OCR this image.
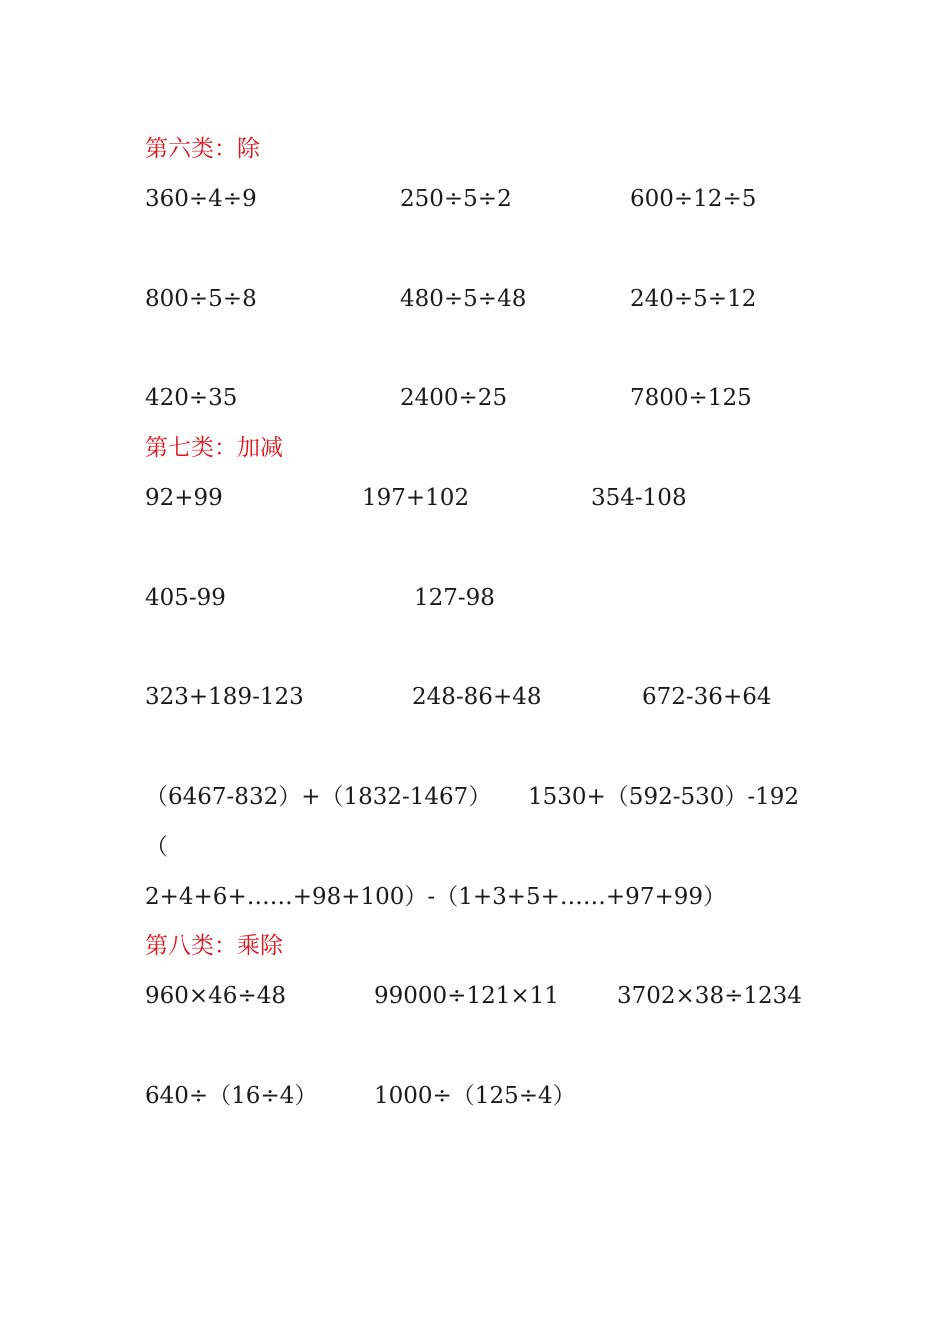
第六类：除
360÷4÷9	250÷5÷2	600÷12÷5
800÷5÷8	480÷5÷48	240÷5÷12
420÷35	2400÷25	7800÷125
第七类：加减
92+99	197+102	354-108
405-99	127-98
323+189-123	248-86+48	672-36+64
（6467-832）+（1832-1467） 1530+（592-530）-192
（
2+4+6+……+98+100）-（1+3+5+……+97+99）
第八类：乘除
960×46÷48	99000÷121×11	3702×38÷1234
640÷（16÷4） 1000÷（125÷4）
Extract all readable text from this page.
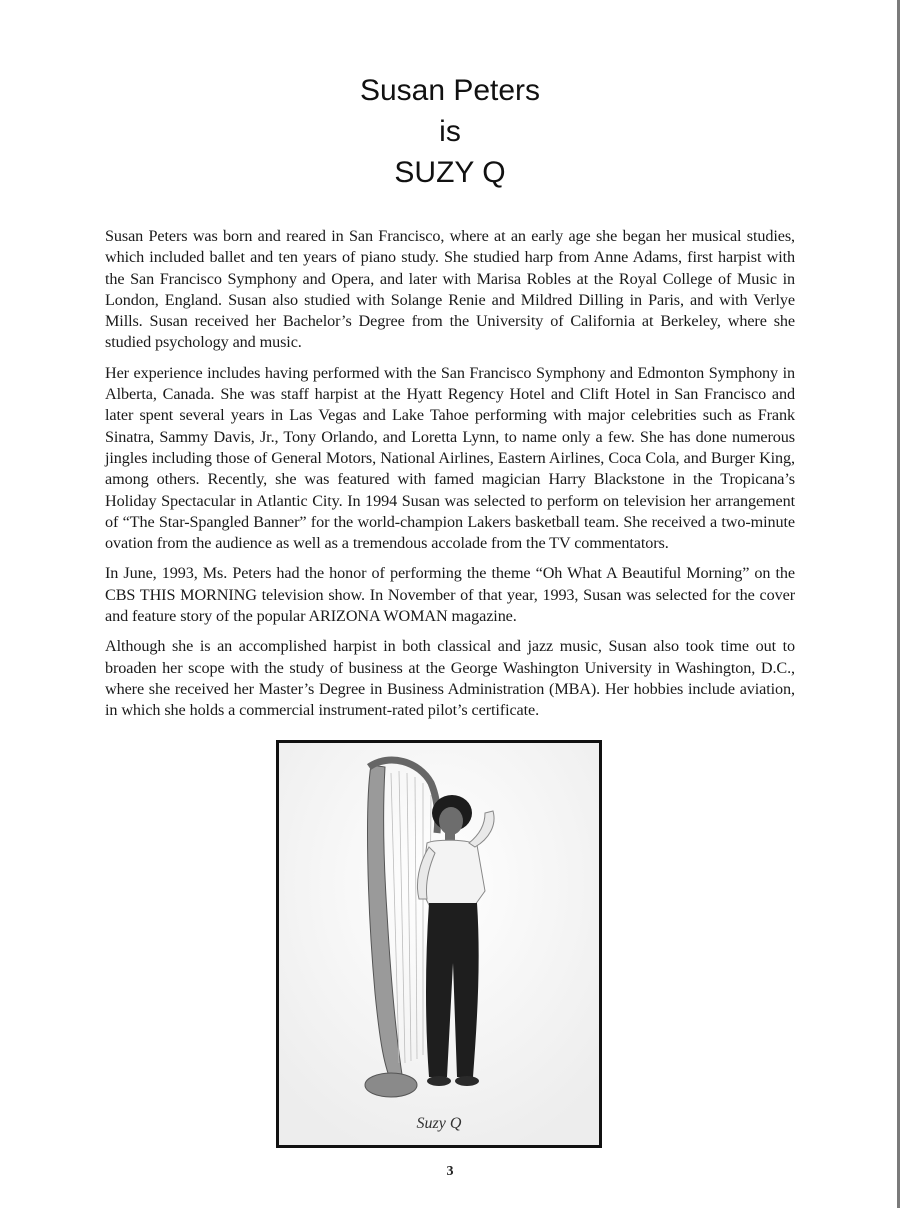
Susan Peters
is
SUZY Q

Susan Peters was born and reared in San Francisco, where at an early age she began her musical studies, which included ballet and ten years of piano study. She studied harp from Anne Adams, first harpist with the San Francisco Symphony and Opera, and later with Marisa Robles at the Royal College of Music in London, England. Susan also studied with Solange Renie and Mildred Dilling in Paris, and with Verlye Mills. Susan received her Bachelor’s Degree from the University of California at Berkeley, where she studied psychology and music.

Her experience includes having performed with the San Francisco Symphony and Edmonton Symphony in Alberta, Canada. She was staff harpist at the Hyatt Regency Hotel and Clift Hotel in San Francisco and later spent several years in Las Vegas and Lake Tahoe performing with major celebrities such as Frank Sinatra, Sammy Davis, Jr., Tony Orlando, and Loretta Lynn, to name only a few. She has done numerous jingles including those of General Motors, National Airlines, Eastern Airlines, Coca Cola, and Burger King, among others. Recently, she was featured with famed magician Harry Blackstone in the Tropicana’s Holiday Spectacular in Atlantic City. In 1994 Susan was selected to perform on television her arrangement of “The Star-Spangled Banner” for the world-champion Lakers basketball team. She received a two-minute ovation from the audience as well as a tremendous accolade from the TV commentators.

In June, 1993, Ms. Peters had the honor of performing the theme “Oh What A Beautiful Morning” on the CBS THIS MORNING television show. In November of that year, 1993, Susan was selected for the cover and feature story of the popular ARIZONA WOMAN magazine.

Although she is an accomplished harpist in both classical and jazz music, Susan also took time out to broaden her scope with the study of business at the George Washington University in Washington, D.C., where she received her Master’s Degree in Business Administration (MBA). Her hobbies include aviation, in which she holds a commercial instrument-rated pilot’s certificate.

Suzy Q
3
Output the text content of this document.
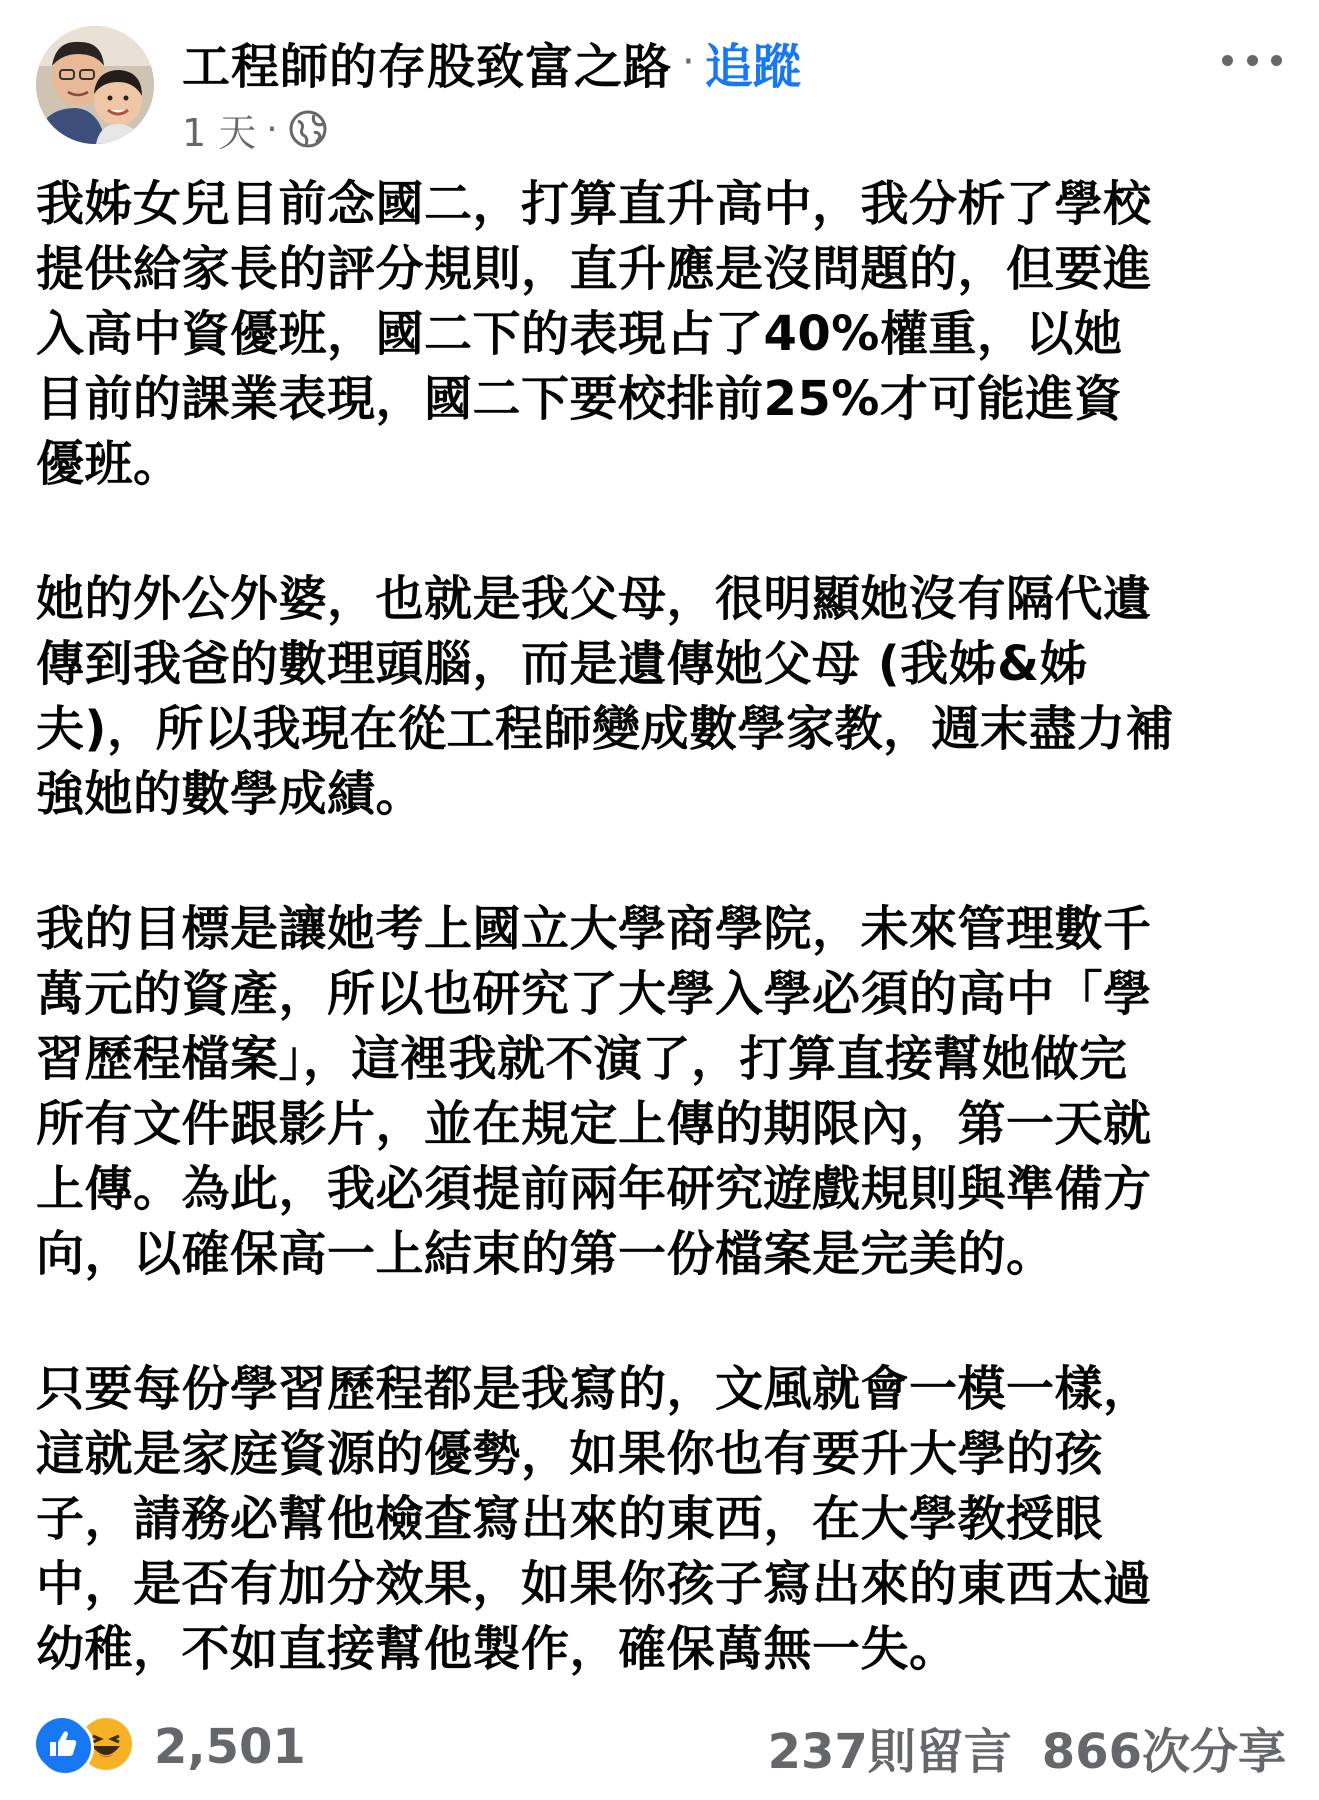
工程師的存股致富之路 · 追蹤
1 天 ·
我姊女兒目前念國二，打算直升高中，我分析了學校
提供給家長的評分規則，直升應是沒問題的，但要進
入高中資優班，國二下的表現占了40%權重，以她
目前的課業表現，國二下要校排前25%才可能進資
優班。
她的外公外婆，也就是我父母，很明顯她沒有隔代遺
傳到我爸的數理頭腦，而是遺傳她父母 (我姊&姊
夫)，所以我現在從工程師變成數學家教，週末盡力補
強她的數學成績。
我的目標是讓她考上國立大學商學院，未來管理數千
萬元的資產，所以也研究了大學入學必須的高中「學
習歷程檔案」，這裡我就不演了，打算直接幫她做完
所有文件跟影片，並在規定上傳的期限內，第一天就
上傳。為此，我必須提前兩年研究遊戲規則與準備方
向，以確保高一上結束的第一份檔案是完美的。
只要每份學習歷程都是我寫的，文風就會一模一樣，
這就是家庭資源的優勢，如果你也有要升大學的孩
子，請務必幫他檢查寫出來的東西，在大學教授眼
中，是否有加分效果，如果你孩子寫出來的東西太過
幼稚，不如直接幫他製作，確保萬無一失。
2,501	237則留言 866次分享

§ Set task
In your copy, leave out the pictures and reproduce the material above exactly.

§ Response to this exercise
OCR this image.
第六类：除
360÷4÷9	250÷5÷2	600÷12÷5
800÷5÷8	480÷5÷48	240÷5÷12
420÷35	2400÷25	7800÷125
第七类：加减
92+99	197+102	354-108
405-99	127-98
323+189-123	248-86+48	672-36+64
（6467-832）+（1832-1467） 1530+（592-530）-192
（
2+4+6+……+98+100）-（1+3+5+……+97+99）
第八类：乘除
960×46÷48	99000÷121×11	3702×38÷1234
640÷（16÷4） 1000÷（125÷4）
Extract all readable text from this page.
Susan Peters
is
SUZY Q

Susan Peters was born and reared in San Francisco, where at an early age she began her musical studies, which included ballet and ten years of piano study. She studied harp from Anne Adams, first harpist with the San Francisco Symphony and Opera, and later with Marisa Robles at the Royal College of Music in London, England. Susan also studied with Solange Renie and Mildred Dilling in Paris, and with Verlye Mills. Susan received her Bachelor’s Degree from the University of California at Berkeley, where she studied psychology and music.

Her experience includes having performed with the San Francisco Symphony and Edmonton Symphony in Alberta, Canada. She was staff harpist at the Hyatt Regency Hotel and Clift Hotel in San Francisco and later spent several years in Las Vegas and Lake Tahoe performing with major celebrities such as Frank Sinatra, Sammy Davis, Jr., Tony Orlando, and Loretta Lynn, to name only a few. She has done numerous jingles including those of General Motors, National Airlines, Eastern Airlines, Coca Cola, and Burger King, among others. Recently, she was featured with famed magician Harry Blackstone in the Tropicana’s Holiday Spectacular in Atlantic City. In 1994 Susan was selected to perform on television her arrangement of “The Star-Spangled Banner” for the world-champion Lakers basketball team. She received a two-minute ovation from the audience as well as a tremendous accolade from the TV commentators.

In June, 1993, Ms. Peters had the honor of performing the theme “Oh What A Beautiful Morning” on the CBS THIS MORNING television show. In November of that year, 1993, Susan was selected for the cover and feature story of the popular ARIZONA WOMAN magazine.

Although she is an accomplished harpist in both classical and jazz music, Susan also took time out to broaden her scope with the study of business at the George Washington University in Washington, D.C., where she received her Master’s Degree in Business Administration (MBA). Her hobbies include aviation, in which she holds a commercial instrument-rated pilot’s certificate.

Suzy Q
3
Output the text content of this document.
工程師的存股致富之路 · 追蹤
1 天 ·
我姊女兒目前念國二，打算直升高中，我分析了學校
提供給家長的評分規則，直升應是沒問題的，但要進
入高中資優班，國二下的表現占了40%權重，以她
目前的課業表現，國二下要校排前25%才可能進資
優班。
她的外公外婆，也就是我父母，很明顯她沒有隔代遺
傳到我爸的數理頭腦，而是遺傳她父母 (我姊&姊
夫)，所以我現在從工程師變成數學家教，週末盡力補
強她的數學成績。
我的目標是讓她考上國立大學商學院，未來管理數千
萬元的資產，所以也研究了大學入學必須的高中「學
習歷程檔案」，這裡我就不演了，打算直接幫她做完
所有文件跟影片，並在規定上傳的期限內，第一天就
上傳。為此，我必須提前兩年研究遊戲規則與準備方
向，以確保高一上結束的第一份檔案是完美的。
只要每份學習歷程都是我寫的，文風就會一模一樣，
這就是家庭資源的優勢，如果你也有要升大學的孩
子，請務必幫他檢查寫出來的東西，在大學教授眼
中，是否有加分效果，如果你孩子寫出來的東西太過
幼稚，不如直接幫他製作，確保萬無一失。
2,501	237則留言 866次分享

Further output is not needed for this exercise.